Quote the entries in full, character for character, without their images.

>> Start

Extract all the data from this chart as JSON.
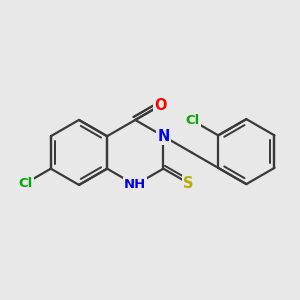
{
  "bg_color": "#e8e8e8",
  "bond_color": "#3a3a3a",
  "bond_width": 1.6,
  "atom_colors": {
    "N": "#0000ee",
    "O": "#ff0000",
    "S": "#bbaa00",
    "Cl": "#00aa00"
  },
  "font_size": 9.5,
  "figsize": [
    3.0,
    3.0
  ],
  "dpi": 100
}
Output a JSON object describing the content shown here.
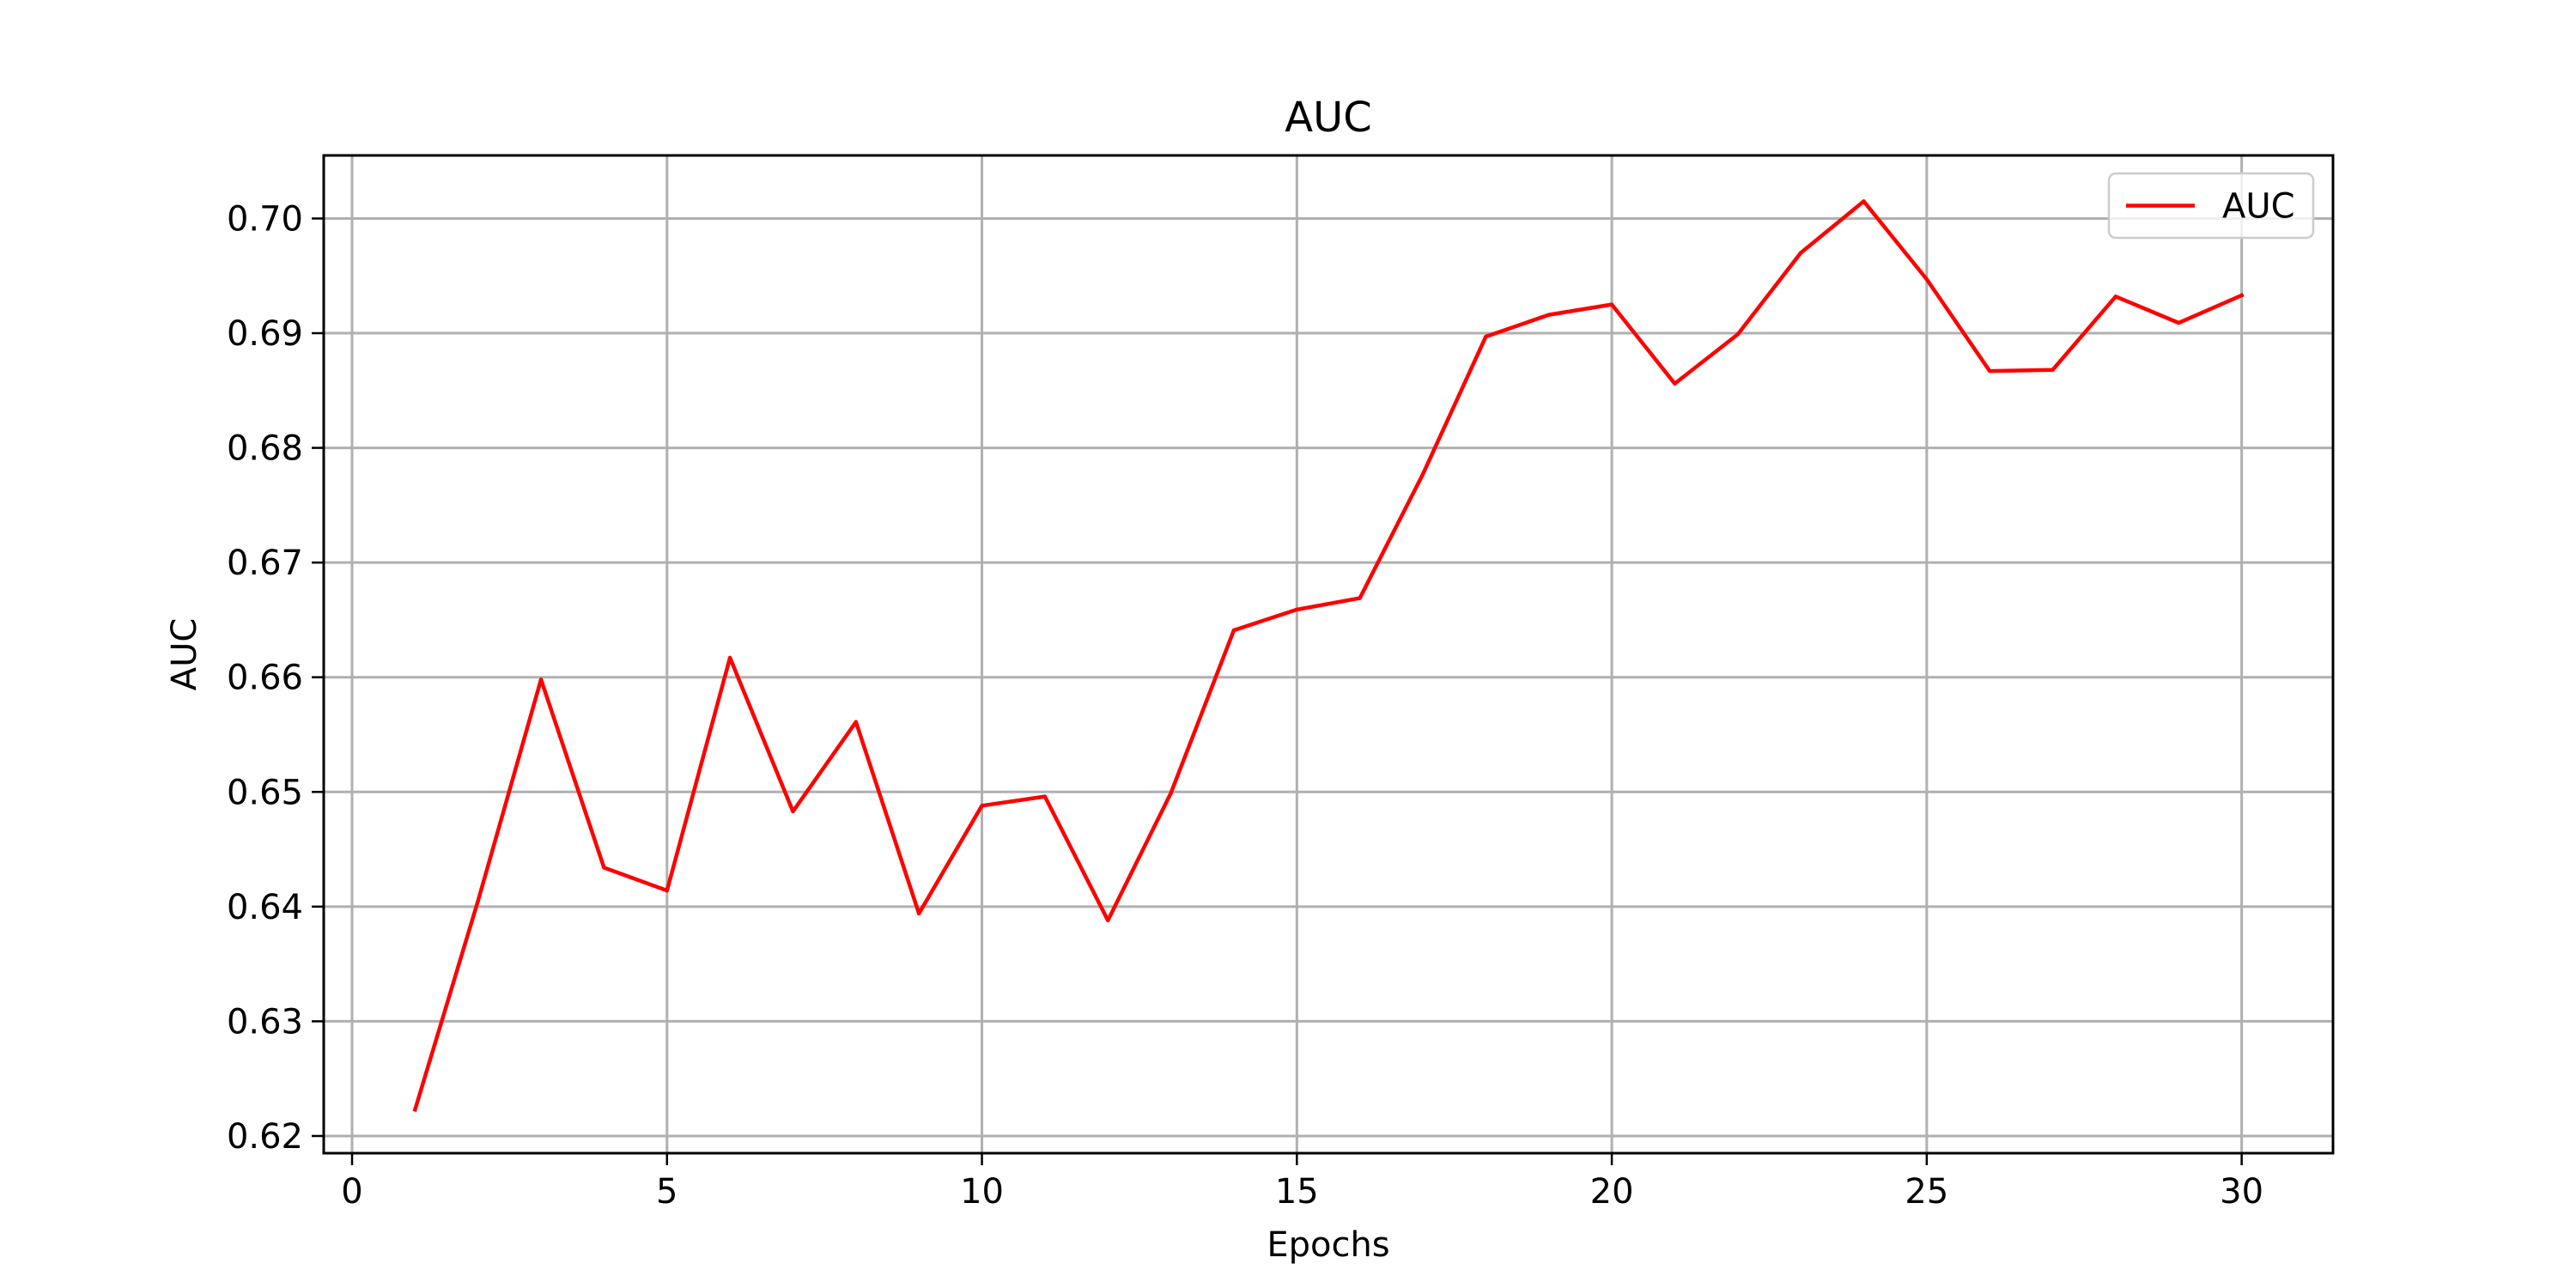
{
  "chart_data": {
    "type": "line",
    "title": "AUC",
    "xlabel": "Epochs",
    "ylabel": "AUC",
    "xlim": [
      -0.45,
      31.45
    ],
    "ylim": [
      0.6185,
      0.7055
    ],
    "x_ticks": [
      0,
      5,
      10,
      15,
      20,
      25,
      30
    ],
    "x_tick_labels": [
      "0",
      "5",
      "10",
      "15",
      "20",
      "25",
      "30"
    ],
    "y_ticks": [
      0.62,
      0.63,
      0.64,
      0.65,
      0.66,
      0.67,
      0.68,
      0.69,
      0.7
    ],
    "y_tick_labels": [
      "0.62",
      "0.63",
      "0.64",
      "0.65",
      "0.66",
      "0.67",
      "0.68",
      "0.69",
      "0.70"
    ],
    "grid": true,
    "legend": {
      "position": "top-right"
    },
    "colors": {
      "line": "#ff0000"
    },
    "series": [
      {
        "name": "AUC",
        "x": [
          1,
          2,
          3,
          4,
          5,
          6,
          7,
          8,
          9,
          10,
          11,
          12,
          13,
          14,
          15,
          16,
          17,
          18,
          19,
          20,
          21,
          22,
          23,
          24,
          25,
          26,
          27,
          28,
          29,
          30
        ],
        "y": [
          0.6223,
          0.6405,
          0.6598,
          0.6434,
          0.6414,
          0.6617,
          0.6483,
          0.6561,
          0.6394,
          0.6488,
          0.6496,
          0.6388,
          0.6499,
          0.6641,
          0.6659,
          0.6669,
          0.6777,
          0.6897,
          0.6916,
          0.6925,
          0.6856,
          0.6899,
          0.697,
          0.7015,
          0.6947,
          0.6867,
          0.6868,
          0.6932,
          0.6909,
          0.6933
        ]
      }
    ]
  }
}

>> End

| Response below |
Extract all the data from this chart as JSON.
{
  "bg_color": "#e8e8e8",
  "bond_color": "#3a3a3a",
  "bond_width": 1.6,
  "atom_colors": {
    "N": "#0000ee",
    "O": "#ff0000",
    "S": "#bbaa00",
    "Cl": "#00aa00"
  },
  "font_size": 9.5,
  "figsize": [
    3.0,
    3.0
  ],
  "dpi": 100
}
Output a JSON object describing the content shown here.
{
  "chart_data": {
    "type": "line",
    "title": "AUC",
    "xlabel": "Epochs",
    "ylabel": "AUC",
    "xlim": [
      -0.45,
      31.45
    ],
    "ylim": [
      0.6185,
      0.7055
    ],
    "x_ticks": [
      0,
      5,
      10,
      15,
      20,
      25,
      30
    ],
    "x_tick_labels": [
      "0",
      "5",
      "10",
      "15",
      "20",
      "25",
      "30"
    ],
    "y_ticks": [
      0.62,
      0.63,
      0.64,
      0.65,
      0.66,
      0.67,
      0.68,
      0.69,
      0.7
    ],
    "y_tick_labels": [
      "0.62",
      "0.63",
      "0.64",
      "0.65",
      "0.66",
      "0.67",
      "0.68",
      "0.69",
      "0.70"
    ],
    "grid": true,
    "legend": {
      "position": "top-right"
    },
    "colors": {
      "line": "#ff0000"
    },
    "series": [
      {
        "name": "AUC",
        "x": [
          1,
          2,
          3,
          4,
          5,
          6,
          7,
          8,
          9,
          10,
          11,
          12,
          13,
          14,
          15,
          16,
          17,
          18,
          19,
          20,
          21,
          22,
          23,
          24,
          25,
          26,
          27,
          28,
          29,
          30
        ],
        "y": [
          0.6223,
          0.6405,
          0.6598,
          0.6434,
          0.6414,
          0.6617,
          0.6483,
          0.6561,
          0.6394,
          0.6488,
          0.6496,
          0.6388,
          0.6499,
          0.6641,
          0.6659,
          0.6669,
          0.6777,
          0.6897,
          0.6916,
          0.6925,
          0.6856,
          0.6899,
          0.697,
          0.7015,
          0.6947,
          0.6867,
          0.6868,
          0.6932,
          0.6909,
          0.6933
        ]
      }
    ]
  }
}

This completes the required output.